▶ _Goal_: Among the records below, find each line that includes the string "ADVENT" and copy it.

▶ _Entries_:
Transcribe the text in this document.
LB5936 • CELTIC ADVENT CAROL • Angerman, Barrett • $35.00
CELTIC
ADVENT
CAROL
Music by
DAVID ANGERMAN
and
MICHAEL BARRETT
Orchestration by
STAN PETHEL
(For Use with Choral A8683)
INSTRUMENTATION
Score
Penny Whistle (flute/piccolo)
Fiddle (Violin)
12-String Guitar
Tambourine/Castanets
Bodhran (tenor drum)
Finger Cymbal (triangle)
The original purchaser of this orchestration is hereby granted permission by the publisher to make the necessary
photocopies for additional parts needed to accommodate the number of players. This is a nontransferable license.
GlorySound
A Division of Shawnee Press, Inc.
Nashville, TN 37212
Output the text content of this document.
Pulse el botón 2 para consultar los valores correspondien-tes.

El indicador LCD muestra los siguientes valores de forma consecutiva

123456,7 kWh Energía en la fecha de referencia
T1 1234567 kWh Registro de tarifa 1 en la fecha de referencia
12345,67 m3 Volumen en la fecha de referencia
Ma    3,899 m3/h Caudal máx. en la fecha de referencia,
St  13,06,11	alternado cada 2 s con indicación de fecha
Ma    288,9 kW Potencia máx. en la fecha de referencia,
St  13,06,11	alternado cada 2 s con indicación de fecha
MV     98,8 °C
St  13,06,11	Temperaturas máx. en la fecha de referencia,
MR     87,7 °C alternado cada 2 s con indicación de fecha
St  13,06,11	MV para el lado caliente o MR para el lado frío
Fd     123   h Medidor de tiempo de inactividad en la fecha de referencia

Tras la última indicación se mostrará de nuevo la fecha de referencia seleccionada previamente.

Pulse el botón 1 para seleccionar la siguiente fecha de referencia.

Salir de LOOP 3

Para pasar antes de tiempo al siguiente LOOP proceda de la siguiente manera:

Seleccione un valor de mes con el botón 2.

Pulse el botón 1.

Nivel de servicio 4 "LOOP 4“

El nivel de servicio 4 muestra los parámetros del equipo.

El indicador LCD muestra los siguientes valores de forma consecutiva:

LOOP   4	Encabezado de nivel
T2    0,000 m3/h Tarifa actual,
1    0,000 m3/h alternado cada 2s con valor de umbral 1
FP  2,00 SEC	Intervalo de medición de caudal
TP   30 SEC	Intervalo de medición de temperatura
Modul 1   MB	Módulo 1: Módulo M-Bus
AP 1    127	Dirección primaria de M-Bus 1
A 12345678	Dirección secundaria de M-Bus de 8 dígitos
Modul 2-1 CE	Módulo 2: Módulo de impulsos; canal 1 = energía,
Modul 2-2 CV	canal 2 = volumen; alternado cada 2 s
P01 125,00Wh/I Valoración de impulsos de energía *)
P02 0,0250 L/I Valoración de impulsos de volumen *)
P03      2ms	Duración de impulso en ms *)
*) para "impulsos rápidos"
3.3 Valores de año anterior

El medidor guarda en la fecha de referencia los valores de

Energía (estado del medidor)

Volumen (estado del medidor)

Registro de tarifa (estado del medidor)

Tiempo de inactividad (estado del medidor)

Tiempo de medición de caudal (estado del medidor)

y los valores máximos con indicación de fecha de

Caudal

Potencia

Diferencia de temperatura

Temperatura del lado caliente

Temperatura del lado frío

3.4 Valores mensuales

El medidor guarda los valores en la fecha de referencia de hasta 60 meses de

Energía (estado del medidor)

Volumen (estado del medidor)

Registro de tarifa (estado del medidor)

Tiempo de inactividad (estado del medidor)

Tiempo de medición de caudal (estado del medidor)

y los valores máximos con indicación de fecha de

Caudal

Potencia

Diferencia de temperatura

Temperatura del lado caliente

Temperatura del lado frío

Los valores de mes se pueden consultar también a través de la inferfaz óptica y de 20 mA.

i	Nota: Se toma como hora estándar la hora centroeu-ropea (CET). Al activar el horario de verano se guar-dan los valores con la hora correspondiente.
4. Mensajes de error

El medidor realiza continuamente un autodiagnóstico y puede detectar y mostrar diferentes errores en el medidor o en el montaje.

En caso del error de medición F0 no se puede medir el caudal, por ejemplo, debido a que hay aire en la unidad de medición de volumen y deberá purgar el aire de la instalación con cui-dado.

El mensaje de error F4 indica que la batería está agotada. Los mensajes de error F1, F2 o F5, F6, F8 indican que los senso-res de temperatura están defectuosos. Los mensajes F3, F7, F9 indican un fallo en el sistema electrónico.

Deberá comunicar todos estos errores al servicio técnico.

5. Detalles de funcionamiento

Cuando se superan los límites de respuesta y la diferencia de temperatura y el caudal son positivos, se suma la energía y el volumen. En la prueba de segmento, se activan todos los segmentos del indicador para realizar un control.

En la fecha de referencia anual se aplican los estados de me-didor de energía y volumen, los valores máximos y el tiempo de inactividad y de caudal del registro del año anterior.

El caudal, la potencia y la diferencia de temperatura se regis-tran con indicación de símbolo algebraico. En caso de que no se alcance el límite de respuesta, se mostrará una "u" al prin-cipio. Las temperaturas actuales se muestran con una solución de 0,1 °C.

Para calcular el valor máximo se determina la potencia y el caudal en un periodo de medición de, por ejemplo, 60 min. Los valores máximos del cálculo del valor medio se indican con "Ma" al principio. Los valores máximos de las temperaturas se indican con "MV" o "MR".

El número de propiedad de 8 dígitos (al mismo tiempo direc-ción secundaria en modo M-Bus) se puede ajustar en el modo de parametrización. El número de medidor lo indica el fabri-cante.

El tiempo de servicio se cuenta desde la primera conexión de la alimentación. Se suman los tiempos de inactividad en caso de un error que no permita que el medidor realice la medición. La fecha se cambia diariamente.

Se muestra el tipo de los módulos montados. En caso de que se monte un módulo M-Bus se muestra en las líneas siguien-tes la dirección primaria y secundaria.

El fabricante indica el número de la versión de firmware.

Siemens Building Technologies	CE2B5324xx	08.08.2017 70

▶ _Exercise solution_:
LB5936 • CELTIC ADVENT CAROL • Angerman, Barrett • $35.00
ADVENT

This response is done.